[A block of data]
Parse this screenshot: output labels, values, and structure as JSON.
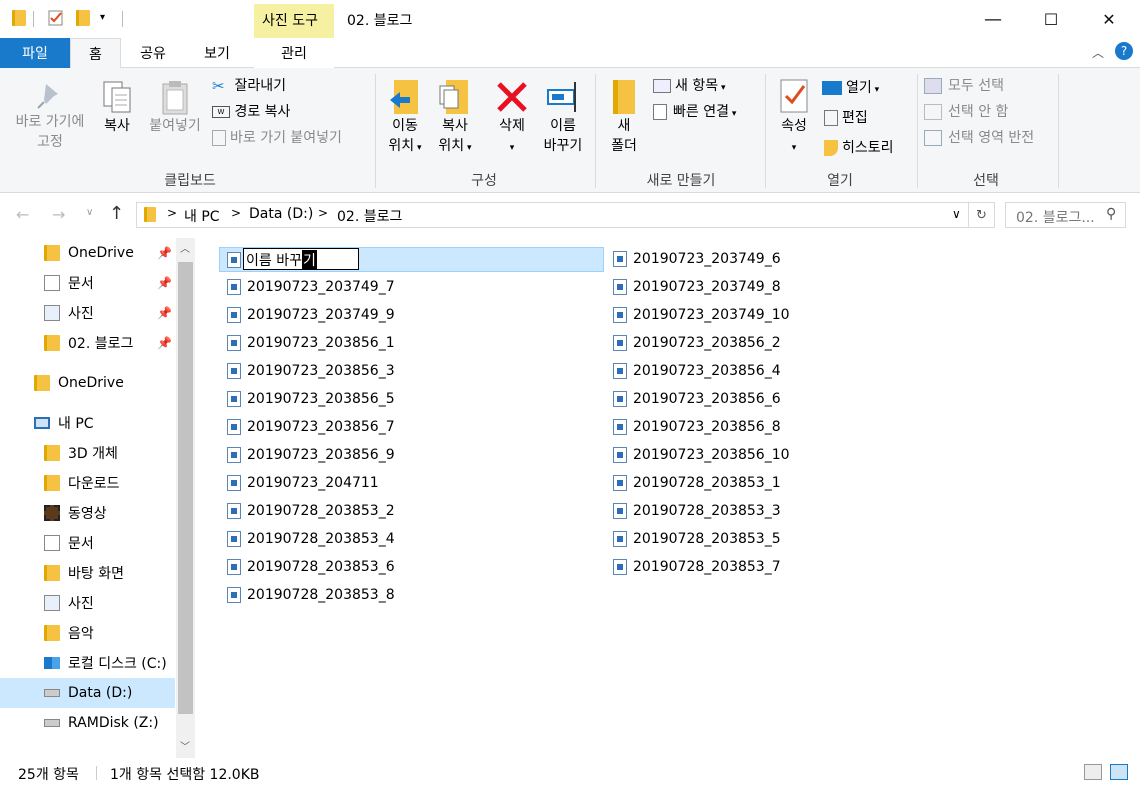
{
  "titlebar": {
    "tool_tab": "사진 도구",
    "window_title": "02. 블로그",
    "minimize": "—",
    "maximize": "☐",
    "close": "✕"
  },
  "tabs": {
    "file": "파일",
    "home": "홈",
    "share": "공유",
    "view": "보기",
    "manage": "관리"
  },
  "ribbon": {
    "clipboard": {
      "pin_line1": "바로 가기에",
      "pin_line2": "고정",
      "copy": "복사",
      "paste": "붙여넣기",
      "cut": "잘라내기",
      "copy_path": "경로 복사",
      "paste_shortcut": "바로 가기 붙여넣기",
      "group": "클립보드"
    },
    "organize": {
      "move_line1": "이동",
      "move_line2": "위치",
      "copyto_line1": "복사",
      "copyto_line2": "위치",
      "delete": "삭제",
      "rename_line1": "이름",
      "rename_line2": "바꾸기",
      "group": "구성"
    },
    "new": {
      "folder_line1": "새",
      "folder_line2": "폴더",
      "new_item": "새 항목",
      "easy_access": "빠른 연결",
      "group": "새로 만들기"
    },
    "open": {
      "properties": "속성",
      "open": "열기",
      "edit": "편집",
      "history": "히스토리",
      "group": "열기"
    },
    "select": {
      "select_all": "모두 선택",
      "select_none": "선택 안 함",
      "invert": "선택 영역 반전",
      "group": "선택"
    }
  },
  "address": {
    "crumbs": [
      "내 PC",
      "Data (D:)",
      "02. 블로그"
    ],
    "search_placeholder": "02. 블로그..."
  },
  "nav": {
    "quick": [
      {
        "label": "OneDrive"
      },
      {
        "label": "문서"
      },
      {
        "label": "사진"
      },
      {
        "label": "02. 블로그"
      }
    ],
    "onedrive": "OneDrive",
    "mypc": "내 PC",
    "pc_items": [
      {
        "label": "3D 개체"
      },
      {
        "label": "다운로드"
      },
      {
        "label": "동영상"
      },
      {
        "label": "문서"
      },
      {
        "label": "바탕 화면"
      },
      {
        "label": "사진"
      },
      {
        "label": "음악"
      },
      {
        "label": "로컬 디스크 (C:)"
      },
      {
        "label": "Data (D:)"
      },
      {
        "label": "RAMDisk (Z:)"
      }
    ]
  },
  "files": {
    "rename_text": "이름 바꾸",
    "rename_caret": "기",
    "col1": [
      "20190723_203749_7",
      "20190723_203749_9",
      "20190723_203856_1",
      "20190723_203856_3",
      "20190723_203856_5",
      "20190723_203856_7",
      "20190723_203856_9",
      "20190723_204711",
      "20190728_203853_2",
      "20190728_203853_4",
      "20190728_203853_6",
      "20190728_203853_8"
    ],
    "col2": [
      "20190723_203749_6",
      "20190723_203749_8",
      "20190723_203749_10",
      "20190723_203856_2",
      "20190723_203856_4",
      "20190723_203856_6",
      "20190723_203856_8",
      "20190723_203856_10",
      "20190728_203853_1",
      "20190728_203853_3",
      "20190728_203853_5",
      "20190728_203853_7"
    ]
  },
  "status": {
    "count": "25개 항목",
    "selection": "1개 항목 선택함 12.0KB"
  },
  "colors": {
    "accent": "#1979ca",
    "selection": "#cce8ff",
    "tool_tab": "#f6f0a2",
    "folder": "#f5c242",
    "delete_red": "#e81123"
  }
}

**Written instruction**
Retype every record above exactly as written, but leave out the pictures.

**Result for this exercise**
Parse this screenshot: output labels, values, and structure as JSON.
{
  "titlebar": {
    "tool_tab": "사진 도구",
    "window_title": "02. 블로그",
    "minimize": "—",
    "maximize": "☐",
    "close": "✕"
  },
  "tabs": {
    "file": "파일",
    "home": "홈",
    "share": "공유",
    "view": "보기",
    "manage": "관리"
  },
  "ribbon": {
    "clipboard": {
      "pin_line1": "바로 가기에",
      "pin_line2": "고정",
      "copy": "복사",
      "paste": "붙여넣기",
      "cut": "잘라내기",
      "copy_path": "경로 복사",
      "paste_shortcut": "바로 가기 붙여넣기",
      "group": "클립보드"
    },
    "organize": {
      "move_line1": "이동",
      "move_line2": "위치",
      "copyto_line1": "복사",
      "copyto_line2": "위치",
      "delete": "삭제",
      "rename_line1": "이름",
      "rename_line2": "바꾸기",
      "group": "구성"
    },
    "new": {
      "folder_line1": "새",
      "folder_line2": "폴더",
      "new_item": "새 항목",
      "easy_access": "빠른 연결",
      "group": "새로 만들기"
    },
    "open": {
      "properties": "속성",
      "open": "열기",
      "edit": "편집",
      "history": "히스토리",
      "group": "열기"
    },
    "select": {
      "select_all": "모두 선택",
      "select_none": "선택 안 함",
      "invert": "선택 영역 반전",
      "group": "선택"
    }
  },
  "address": {
    "crumbs": [
      "내 PC",
      "Data (D:)",
      "02. 블로그"
    ],
    "search_placeholder": "02. 블로그..."
  },
  "nav": {
    "quick": [
      {
        "label": "OneDrive"
      },
      {
        "label": "문서"
      },
      {
        "label": "사진"
      },
      {
        "label": "02. 블로그"
      }
    ],
    "onedrive": "OneDrive",
    "mypc": "내 PC",
    "pc_items": [
      {
        "label": "3D 개체"
      },
      {
        "label": "다운로드"
      },
      {
        "label": "동영상"
      },
      {
        "label": "문서"
      },
      {
        "label": "바탕 화면"
      },
      {
        "label": "사진"
      },
      {
        "label": "음악"
      },
      {
        "label": "로컬 디스크 (C:)"
      },
      {
        "label": "Data (D:)"
      },
      {
        "label": "RAMDisk (Z:)"
      }
    ]
  },
  "files": {
    "rename_text": "이름 바꾸",
    "rename_caret": "기",
    "col1": [
      "20190723_203749_7",
      "20190723_203749_9",
      "20190723_203856_1",
      "20190723_203856_3",
      "20190723_203856_5",
      "20190723_203856_7",
      "20190723_203856_9",
      "20190723_204711",
      "20190728_203853_2",
      "20190728_203853_4",
      "20190728_203853_6",
      "20190728_203853_8"
    ],
    "col2": [
      "20190723_203749_6",
      "20190723_203749_8",
      "20190723_203749_10",
      "20190723_203856_2",
      "20190723_203856_4",
      "20190723_203856_6",
      "20190723_203856_8",
      "20190723_203856_10",
      "20190728_203853_1",
      "20190728_203853_3",
      "20190728_203853_5",
      "20190728_203853_7"
    ]
  },
  "status": {
    "count": "25개 항목",
    "selection": "1개 항목 선택함 12.0KB"
  },
  "colors": {
    "accent": "#1979ca",
    "selection": "#cce8ff",
    "tool_tab": "#f6f0a2",
    "folder": "#f5c242",
    "delete_red": "#e81123"
  }
}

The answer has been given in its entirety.